Wherever a line in the data below holds "Hiral", copy that line.

→ **Entries supplied**
=======

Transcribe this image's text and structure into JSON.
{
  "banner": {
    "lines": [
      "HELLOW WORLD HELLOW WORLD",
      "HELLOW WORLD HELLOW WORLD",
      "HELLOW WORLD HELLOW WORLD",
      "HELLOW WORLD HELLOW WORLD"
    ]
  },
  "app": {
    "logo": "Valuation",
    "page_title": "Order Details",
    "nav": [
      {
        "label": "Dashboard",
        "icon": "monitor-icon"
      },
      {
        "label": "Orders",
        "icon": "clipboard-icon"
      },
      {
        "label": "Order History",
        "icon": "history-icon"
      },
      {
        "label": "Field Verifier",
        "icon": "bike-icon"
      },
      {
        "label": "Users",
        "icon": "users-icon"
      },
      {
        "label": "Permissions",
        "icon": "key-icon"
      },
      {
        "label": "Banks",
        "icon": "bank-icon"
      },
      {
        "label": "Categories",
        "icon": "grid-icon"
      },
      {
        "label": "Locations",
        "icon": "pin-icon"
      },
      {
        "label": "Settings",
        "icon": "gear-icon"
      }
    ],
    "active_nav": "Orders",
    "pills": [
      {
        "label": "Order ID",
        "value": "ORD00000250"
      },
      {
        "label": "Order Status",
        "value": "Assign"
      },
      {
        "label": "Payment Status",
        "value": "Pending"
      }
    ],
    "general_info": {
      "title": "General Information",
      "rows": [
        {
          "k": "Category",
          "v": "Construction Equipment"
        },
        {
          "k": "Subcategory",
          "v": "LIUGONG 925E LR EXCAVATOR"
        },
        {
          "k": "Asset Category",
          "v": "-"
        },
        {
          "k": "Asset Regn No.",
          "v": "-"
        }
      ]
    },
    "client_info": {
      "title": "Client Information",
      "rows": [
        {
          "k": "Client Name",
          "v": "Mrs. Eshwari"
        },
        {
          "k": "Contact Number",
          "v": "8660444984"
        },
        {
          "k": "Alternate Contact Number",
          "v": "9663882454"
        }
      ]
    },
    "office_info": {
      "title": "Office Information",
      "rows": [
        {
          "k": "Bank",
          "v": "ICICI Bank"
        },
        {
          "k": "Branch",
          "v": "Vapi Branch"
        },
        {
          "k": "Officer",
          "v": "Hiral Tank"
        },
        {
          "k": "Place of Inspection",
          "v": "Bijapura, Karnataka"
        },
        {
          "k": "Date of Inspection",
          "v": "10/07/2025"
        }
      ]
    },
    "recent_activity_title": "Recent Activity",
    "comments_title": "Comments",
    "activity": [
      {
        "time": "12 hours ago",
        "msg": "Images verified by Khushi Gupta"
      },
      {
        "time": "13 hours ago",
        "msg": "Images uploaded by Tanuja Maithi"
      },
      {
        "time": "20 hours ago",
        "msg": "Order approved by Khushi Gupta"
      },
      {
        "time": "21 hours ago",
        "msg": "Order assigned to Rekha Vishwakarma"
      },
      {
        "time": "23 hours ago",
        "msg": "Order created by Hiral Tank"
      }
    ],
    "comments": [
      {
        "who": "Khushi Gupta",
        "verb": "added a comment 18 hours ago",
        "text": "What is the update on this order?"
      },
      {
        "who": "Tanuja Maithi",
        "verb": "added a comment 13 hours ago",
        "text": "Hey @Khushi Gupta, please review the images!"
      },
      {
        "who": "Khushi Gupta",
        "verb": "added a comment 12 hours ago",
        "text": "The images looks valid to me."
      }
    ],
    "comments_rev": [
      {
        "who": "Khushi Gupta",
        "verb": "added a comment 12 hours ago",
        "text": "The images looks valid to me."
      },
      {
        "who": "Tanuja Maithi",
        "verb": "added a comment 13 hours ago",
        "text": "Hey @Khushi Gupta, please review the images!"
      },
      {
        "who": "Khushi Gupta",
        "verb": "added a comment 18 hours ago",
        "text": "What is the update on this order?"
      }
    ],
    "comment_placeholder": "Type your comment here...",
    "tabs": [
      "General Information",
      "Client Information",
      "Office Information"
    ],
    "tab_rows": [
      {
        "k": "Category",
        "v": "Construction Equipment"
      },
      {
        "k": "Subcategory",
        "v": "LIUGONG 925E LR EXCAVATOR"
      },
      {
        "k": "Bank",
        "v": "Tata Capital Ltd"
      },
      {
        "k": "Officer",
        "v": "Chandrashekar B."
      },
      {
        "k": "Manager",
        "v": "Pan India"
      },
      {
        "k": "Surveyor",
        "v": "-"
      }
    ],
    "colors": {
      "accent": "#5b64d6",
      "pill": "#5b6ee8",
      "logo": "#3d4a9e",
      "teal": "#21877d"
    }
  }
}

=======

→ **Exercise solution**
          "v": "Hiral Tank"
        "msg": "Order created by Hiral Tank"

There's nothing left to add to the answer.